What is being asked: Search the records below for the word "Slot". Pull out each line that has it.

Task inputs:
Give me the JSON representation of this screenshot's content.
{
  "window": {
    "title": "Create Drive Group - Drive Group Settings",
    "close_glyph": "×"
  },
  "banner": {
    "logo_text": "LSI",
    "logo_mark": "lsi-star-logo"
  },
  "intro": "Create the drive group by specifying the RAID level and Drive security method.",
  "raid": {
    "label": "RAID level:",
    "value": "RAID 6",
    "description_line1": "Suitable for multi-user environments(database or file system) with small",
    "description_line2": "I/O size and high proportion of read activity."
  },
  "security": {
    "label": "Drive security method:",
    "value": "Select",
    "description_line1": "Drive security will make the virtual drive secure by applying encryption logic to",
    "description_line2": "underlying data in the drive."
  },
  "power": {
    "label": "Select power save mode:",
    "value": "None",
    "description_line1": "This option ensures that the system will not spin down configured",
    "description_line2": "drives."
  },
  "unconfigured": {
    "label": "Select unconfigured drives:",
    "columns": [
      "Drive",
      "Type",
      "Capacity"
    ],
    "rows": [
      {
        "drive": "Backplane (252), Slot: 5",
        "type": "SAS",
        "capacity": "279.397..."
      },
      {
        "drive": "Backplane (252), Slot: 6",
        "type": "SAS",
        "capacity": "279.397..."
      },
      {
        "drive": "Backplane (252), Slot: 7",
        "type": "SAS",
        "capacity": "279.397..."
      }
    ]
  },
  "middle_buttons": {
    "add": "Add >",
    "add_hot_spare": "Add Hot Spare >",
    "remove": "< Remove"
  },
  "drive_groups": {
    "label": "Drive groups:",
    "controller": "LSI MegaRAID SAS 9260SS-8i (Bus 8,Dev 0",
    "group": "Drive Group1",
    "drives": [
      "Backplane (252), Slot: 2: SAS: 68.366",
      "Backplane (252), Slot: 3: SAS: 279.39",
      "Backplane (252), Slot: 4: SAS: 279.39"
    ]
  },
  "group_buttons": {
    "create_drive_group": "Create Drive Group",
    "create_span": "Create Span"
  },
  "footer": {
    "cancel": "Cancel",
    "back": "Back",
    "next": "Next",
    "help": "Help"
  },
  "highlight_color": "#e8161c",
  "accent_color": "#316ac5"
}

Final result:
        "drive": "Backplane (252), Slot: 5",
        "drive": "Backplane (252), Slot: 6",
        "drive": "Backplane (252), Slot: 7",
      "Backplane (252), Slot: 2: SAS: 68.366",
      "Backplane (252), Slot: 3: SAS: 279.39",
      "Backplane (252), Slot: 4: SAS: 279.39"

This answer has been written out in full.